====== Geëxtraheerde tekst ======

László Nemes en Matyas Erdely over Son of Saul

'Saul moet moreel zien te overleven'

László Nemes (l.)

Het drama van een fictiefilm over Auschwitz, ook al is dat nog zo sober uitgevoerd, zal voor altijd op gespannen voet staan met de werke­lijk­­heid van de kampen. Toch moest Son of Saul gemaakt worden, vertelden László Nemes en cameraman Matyas Erdely in Cannes.

Het was daags na de vertoning van hun uitzonderlijke want gedurfde debuut Son of Saul. De film volgt twee dagen lang een lid van het Sonderkommando in Ausch­witz, Joodse mannen die gedwongen werden dode lichamen uit de gaskamers te slepen en in verbrandingsovens te stoppen. Een groep die elke paar maanden zelf ook door de nazi’s werd vermoord. Geholpen door getuigenverslagen en Holocaust-deskundigen streeft de film naar een sober realisme, ook al klinkt in de antwoorden van de Hongaarse regisseur László Nemes en cameraman Matyas Erdely door dat ze weten dat het melodrama op de loer ligt. We spraken ze met een klein groepje journalisten na de wereldpremière in Cannes, de dag voordat hij bekroond zou worden met de Grand Prix.

======

#### Doel 1
Geef het interview over Son of Saul opnieuw, beginnend bij "László Nemes en Matyas" en doorlopend tot en met "Erdely in Cannes.". Wissel daarbij "cameraman" om voor "director of photography".
#### Doel 2
Zet de alinea van het interview over Son of Saul die begint met "Het was daags na de vertoning" graag om in een korte opsomming met de belangrijkste feiten.
#### Doel 3
Schrijf het volgende stuk van het interview over Son of Saul, aansluitend op de laatste zin.

====== Gegevensregels ======

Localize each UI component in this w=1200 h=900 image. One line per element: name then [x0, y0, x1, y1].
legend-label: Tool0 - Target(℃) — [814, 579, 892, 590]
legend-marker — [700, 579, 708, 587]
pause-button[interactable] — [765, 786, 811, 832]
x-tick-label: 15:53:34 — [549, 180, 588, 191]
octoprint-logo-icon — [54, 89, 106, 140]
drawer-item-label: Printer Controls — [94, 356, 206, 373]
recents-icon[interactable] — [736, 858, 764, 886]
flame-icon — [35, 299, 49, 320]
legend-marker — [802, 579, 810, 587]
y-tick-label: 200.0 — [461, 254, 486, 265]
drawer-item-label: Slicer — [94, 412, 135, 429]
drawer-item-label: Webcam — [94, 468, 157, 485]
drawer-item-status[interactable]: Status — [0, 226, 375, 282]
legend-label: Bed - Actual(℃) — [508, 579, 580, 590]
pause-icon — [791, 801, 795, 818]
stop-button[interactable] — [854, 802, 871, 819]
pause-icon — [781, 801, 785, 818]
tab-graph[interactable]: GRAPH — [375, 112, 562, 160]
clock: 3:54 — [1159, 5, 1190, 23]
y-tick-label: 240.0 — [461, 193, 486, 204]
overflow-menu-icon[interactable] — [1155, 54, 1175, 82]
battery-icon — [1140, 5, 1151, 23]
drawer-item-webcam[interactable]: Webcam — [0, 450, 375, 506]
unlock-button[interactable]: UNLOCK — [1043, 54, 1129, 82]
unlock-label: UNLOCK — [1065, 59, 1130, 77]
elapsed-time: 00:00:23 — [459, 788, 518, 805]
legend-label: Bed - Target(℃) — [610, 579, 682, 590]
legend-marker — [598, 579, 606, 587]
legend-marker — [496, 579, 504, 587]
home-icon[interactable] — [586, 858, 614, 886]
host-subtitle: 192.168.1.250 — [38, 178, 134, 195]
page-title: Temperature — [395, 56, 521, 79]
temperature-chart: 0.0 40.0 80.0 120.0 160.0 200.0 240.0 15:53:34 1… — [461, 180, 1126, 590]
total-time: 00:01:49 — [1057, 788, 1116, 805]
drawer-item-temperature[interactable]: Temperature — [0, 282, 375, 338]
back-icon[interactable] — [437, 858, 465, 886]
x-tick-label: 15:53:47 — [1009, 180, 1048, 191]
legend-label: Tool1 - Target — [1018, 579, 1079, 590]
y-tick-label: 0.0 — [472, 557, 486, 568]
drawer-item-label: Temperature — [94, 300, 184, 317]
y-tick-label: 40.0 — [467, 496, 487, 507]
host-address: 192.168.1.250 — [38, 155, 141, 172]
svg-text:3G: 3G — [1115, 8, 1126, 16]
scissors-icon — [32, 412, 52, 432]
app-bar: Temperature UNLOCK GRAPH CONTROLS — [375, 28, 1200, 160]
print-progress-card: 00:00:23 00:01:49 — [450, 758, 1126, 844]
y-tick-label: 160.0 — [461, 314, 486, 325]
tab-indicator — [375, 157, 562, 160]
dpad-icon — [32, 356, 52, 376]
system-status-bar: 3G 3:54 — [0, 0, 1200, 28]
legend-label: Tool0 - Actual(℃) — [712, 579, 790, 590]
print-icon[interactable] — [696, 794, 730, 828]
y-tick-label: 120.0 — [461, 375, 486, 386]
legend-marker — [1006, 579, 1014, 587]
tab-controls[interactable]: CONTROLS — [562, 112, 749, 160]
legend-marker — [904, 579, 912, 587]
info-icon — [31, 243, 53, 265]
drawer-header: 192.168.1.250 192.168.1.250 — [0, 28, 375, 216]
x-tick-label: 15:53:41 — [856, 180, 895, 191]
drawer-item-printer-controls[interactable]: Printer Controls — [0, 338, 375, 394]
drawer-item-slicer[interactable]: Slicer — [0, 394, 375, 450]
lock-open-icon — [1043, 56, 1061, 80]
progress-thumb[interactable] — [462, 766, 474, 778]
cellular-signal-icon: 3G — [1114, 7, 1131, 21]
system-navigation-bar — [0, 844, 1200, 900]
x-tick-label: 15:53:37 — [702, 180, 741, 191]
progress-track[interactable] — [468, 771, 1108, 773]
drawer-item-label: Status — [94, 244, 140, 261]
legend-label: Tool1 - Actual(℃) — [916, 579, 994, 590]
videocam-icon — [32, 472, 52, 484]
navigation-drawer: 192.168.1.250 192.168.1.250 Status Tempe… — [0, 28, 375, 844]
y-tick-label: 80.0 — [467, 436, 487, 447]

======
====== Gegevensregels ======

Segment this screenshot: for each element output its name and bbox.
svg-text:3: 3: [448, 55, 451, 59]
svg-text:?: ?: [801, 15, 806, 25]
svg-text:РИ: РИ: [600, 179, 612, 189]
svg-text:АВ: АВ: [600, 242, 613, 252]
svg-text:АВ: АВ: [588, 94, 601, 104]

======

#### Uitvoer 1
László Nemes en Matyas Erdely over Son of Saul

'Saul moet moreel zien te overleven'

László Nemes (l.)

Het drama van een fictiefilm over Auschwitz, ook al is dat nog zo sober uitgevoerd, zal voor altijd op gespannen voet staan met de werke­lijk­­heid van de kampen. Toch moest Son of Saul gemaakt worden, vertelden László Nemes en director of photography Matyas Erdely in Cannes.

#### Uitvoer 2
- Het gesprek vond plaats op de dag na de vertoning van Son of Saul, het gedurfde debuut van László Nemes.
- De film volgt twee dagen lang een lid van het Sonderkommando in Auschwitz. Dat waren Joodse mannen die gedwongen werden lichamen uit de gaskamers in de verbrandingsovens te stoppen en die elke paar maanden zelf door de nazi's werden vermoord.
- Met hulp van getuigenverslagen en Holocaust-deskundigen streeft de film naar sober realisme. Nemes en cameraman Matyas Erdely weten wel dat het melodrama op de loer ligt.
- Een klein groepje journalisten sprak hen na de wereldpremière in Cannes, een dag voordat de film de Grand Prix won.

#### Uitvoer 3
Jullie debuteren met een film die laat zien wat voor veel mensen nooit getoond kan worden. Een fictiefilm over Auschwitz. Nemes: "Voor ons is dit ook een verhaal over nu. Hongarije, maar eigenlijk Europa en de wereld hebben de geschiedenis nog steeds niet verwerkt. De trauma’s van de Holocaust zijn niet verdwenen. Zelfs in mijn eigen familie, die voor een groot deel slachtoffer werd van de nazi’s. We wilden deze verschrikkingen laten zien aan een nieuwe generatie, zonder de sentimentaliteit van andere films over de kampen of de abstracties van intellectuele analyses. We wilden het fysiek maken."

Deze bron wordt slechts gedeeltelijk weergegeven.